▶ **EXCERPTED DATA**:
━━━━━━━━

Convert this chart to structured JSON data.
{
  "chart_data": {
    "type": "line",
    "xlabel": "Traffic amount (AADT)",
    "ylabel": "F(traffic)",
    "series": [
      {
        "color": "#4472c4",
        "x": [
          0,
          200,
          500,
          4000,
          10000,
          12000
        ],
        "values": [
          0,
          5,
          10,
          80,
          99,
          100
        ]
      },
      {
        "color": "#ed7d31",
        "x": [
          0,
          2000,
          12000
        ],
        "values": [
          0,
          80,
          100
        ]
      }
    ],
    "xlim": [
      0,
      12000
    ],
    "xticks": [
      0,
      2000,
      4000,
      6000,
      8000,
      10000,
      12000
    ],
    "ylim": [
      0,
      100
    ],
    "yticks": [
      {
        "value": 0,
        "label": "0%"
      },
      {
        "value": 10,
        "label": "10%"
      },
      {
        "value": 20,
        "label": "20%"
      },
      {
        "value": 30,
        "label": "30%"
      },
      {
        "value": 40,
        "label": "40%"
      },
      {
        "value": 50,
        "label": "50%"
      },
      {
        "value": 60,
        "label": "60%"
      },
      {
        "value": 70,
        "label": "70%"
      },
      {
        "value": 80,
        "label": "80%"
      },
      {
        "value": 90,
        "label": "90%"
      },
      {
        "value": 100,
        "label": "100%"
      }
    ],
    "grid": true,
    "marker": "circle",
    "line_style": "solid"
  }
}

━━━━━━━━

▶ **SHORT EXERCISE**: Repeat every entry exactly as written above.

▶ **SOLVED PROBLEM**:
Convert this chart to structured JSON data.
{
  "chart_data": {
    "type": "line",
    "xlabel": "Traffic amount (AADT)",
    "ylabel": "F(traffic)",
    "series": [
      {
        "color": "#4472c4",
        "x": [
          0,
          200,
          500,
          4000,
          10000,
          12000
        ],
        "values": [
          0,
          5,
          10,
          80,
          99,
          100
        ]
      },
      {
        "color": "#ed7d31",
        "x": [
          0,
          2000,
          12000
        ],
        "values": [
          0,
          80,
          100
        ]
      }
    ],
    "xlim": [
      0,
      12000
    ],
    "xticks": [
      0,
      2000,
      4000,
      6000,
      8000,
      10000,
      12000
    ],
    "ylim": [
      0,
      100
    ],
    "yticks": [
      {
        "value": 0,
        "label": "0%"
      },
      {
        "value": 10,
        "label": "10%"
      },
      {
        "value": 20,
        "label": "20%"
      },
      {
        "value": 30,
        "label": "30%"
      },
      {
        "value": 40,
        "label": "40%"
      },
      {
        "value": 50,
        "label": "50%"
      },
      {
        "value": 60,
        "label": "60%"
      },
      {
        "value": 70,
        "label": "70%"
      },
      {
        "value": 80,
        "label": "80%"
      },
      {
        "value": 90,
        "label": "90%"
      },
      {
        "value": 100,
        "label": "100%"
      }
    ],
    "grid": true,
    "marker": "circle",
    "line_style": "solid"
  }
}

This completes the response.